[START Provided material]

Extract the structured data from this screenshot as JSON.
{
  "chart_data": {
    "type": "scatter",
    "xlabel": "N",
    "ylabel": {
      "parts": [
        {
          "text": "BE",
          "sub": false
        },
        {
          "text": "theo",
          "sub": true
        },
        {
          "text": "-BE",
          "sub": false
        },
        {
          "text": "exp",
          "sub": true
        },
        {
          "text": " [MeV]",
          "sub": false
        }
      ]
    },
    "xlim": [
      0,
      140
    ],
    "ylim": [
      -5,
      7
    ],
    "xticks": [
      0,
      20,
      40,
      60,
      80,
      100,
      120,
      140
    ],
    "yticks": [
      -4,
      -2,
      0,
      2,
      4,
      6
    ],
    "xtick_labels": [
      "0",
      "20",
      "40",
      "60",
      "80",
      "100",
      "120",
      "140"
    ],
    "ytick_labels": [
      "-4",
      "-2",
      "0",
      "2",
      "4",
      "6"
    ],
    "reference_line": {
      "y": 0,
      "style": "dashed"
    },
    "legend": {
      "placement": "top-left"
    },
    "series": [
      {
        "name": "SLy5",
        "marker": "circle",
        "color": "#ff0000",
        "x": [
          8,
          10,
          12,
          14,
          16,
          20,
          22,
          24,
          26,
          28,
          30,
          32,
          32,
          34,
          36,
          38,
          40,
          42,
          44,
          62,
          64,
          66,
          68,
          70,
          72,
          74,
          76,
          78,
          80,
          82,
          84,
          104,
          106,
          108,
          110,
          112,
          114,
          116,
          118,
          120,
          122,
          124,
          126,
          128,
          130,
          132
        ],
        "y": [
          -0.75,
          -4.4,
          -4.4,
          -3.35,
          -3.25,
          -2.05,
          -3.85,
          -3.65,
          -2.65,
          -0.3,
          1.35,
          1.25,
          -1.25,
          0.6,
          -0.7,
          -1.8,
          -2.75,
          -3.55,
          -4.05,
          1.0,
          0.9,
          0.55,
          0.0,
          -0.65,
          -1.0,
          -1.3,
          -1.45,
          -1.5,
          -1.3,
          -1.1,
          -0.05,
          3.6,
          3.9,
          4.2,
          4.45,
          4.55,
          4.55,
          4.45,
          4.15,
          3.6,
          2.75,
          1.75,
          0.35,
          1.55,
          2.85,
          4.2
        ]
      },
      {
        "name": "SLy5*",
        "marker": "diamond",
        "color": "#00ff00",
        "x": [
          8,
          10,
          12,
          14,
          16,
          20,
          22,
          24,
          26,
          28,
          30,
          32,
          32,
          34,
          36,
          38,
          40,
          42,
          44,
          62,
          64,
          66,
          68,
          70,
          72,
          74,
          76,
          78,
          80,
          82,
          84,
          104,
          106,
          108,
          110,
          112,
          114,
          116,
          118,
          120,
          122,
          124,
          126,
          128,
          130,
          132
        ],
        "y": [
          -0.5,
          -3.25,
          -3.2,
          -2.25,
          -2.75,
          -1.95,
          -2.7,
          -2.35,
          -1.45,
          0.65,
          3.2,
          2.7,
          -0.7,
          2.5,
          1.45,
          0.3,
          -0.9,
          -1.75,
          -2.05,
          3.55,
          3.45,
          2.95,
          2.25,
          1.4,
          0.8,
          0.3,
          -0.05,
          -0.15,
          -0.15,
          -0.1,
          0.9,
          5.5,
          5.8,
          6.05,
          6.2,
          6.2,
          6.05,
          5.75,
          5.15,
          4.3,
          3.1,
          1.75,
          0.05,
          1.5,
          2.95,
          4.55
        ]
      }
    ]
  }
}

[END Provided material]

*Given instruction*: Write out every line of the material again, exactly as it reads.

*Result of the task*:
Extract the structured data from this screenshot as JSON.
{
  "chart_data": {
    "type": "scatter",
    "xlabel": "N",
    "ylabel": {
      "parts": [
        {
          "text": "BE",
          "sub": false
        },
        {
          "text": "theo",
          "sub": true
        },
        {
          "text": "-BE",
          "sub": false
        },
        {
          "text": "exp",
          "sub": true
        },
        {
          "text": " [MeV]",
          "sub": false
        }
      ]
    },
    "xlim": [
      0,
      140
    ],
    "ylim": [
      -5,
      7
    ],
    "xticks": [
      0,
      20,
      40,
      60,
      80,
      100,
      120,
      140
    ],
    "yticks": [
      -4,
      -2,
      0,
      2,
      4,
      6
    ],
    "xtick_labels": [
      "0",
      "20",
      "40",
      "60",
      "80",
      "100",
      "120",
      "140"
    ],
    "ytick_labels": [
      "-4",
      "-2",
      "0",
      "2",
      "4",
      "6"
    ],
    "reference_line": {
      "y": 0,
      "style": "dashed"
    },
    "legend": {
      "placement": "top-left"
    },
    "series": [
      {
        "name": "SLy5",
        "marker": "circle",
        "color": "#ff0000",
        "x": [
          8,
          10,
          12,
          14,
          16,
          20,
          22,
          24,
          26,
          28,
          30,
          32,
          32,
          34,
          36,
          38,
          40,
          42,
          44,
          62,
          64,
          66,
          68,
          70,
          72,
          74,
          76,
          78,
          80,
          82,
          84,
          104,
          106,
          108,
          110,
          112,
          114,
          116,
          118,
          120,
          122,
          124,
          126,
          128,
          130,
          132
        ],
        "y": [
          -0.75,
          -4.4,
          -4.4,
          -3.35,
          -3.25,
          -2.05,
          -3.85,
          -3.65,
          -2.65,
          -0.3,
          1.35,
          1.25,
          -1.25,
          0.6,
          -0.7,
          -1.8,
          -2.75,
          -3.55,
          -4.05,
          1.0,
          0.9,
          0.55,
          0.0,
          -0.65,
          -1.0,
          -1.3,
          -1.45,
          -1.5,
          -1.3,
          -1.1,
          -0.05,
          3.6,
          3.9,
          4.2,
          4.45,
          4.55,
          4.55,
          4.45,
          4.15,
          3.6,
          2.75,
          1.75,
          0.35,
          1.55,
          2.85,
          4.2
        ]
      },
      {
        "name": "SLy5*",
        "marker": "diamond",
        "color": "#00ff00",
        "x": [
          8,
          10,
          12,
          14,
          16,
          20,
          22,
          24,
          26,
          28,
          30,
          32,
          32,
          34,
          36,
          38,
          40,
          42,
          44,
          62,
          64,
          66,
          68,
          70,
          72,
          74,
          76,
          78,
          80,
          82,
          84,
          104,
          106,
          108,
          110,
          112,
          114,
          116,
          118,
          120,
          122,
          124,
          126,
          128,
          130,
          132
        ],
        "y": [
          -0.5,
          -3.25,
          -3.2,
          -2.25,
          -2.75,
          -1.95,
          -2.7,
          -2.35,
          -1.45,
          0.65,
          3.2,
          2.7,
          -0.7,
          2.5,
          1.45,
          0.3,
          -0.9,
          -1.75,
          -2.05,
          3.55,
          3.45,
          2.95,
          2.25,
          1.4,
          0.8,
          0.3,
          -0.05,
          -0.15,
          -0.15,
          -0.1,
          0.9,
          5.5,
          5.8,
          6.05,
          6.2,
          6.2,
          6.05,
          5.75,
          5.15,
          4.3,
          3.1,
          1.75,
          0.05,
          1.5,
          2.95,
          4.55
        ]
      }
    ]
  }
}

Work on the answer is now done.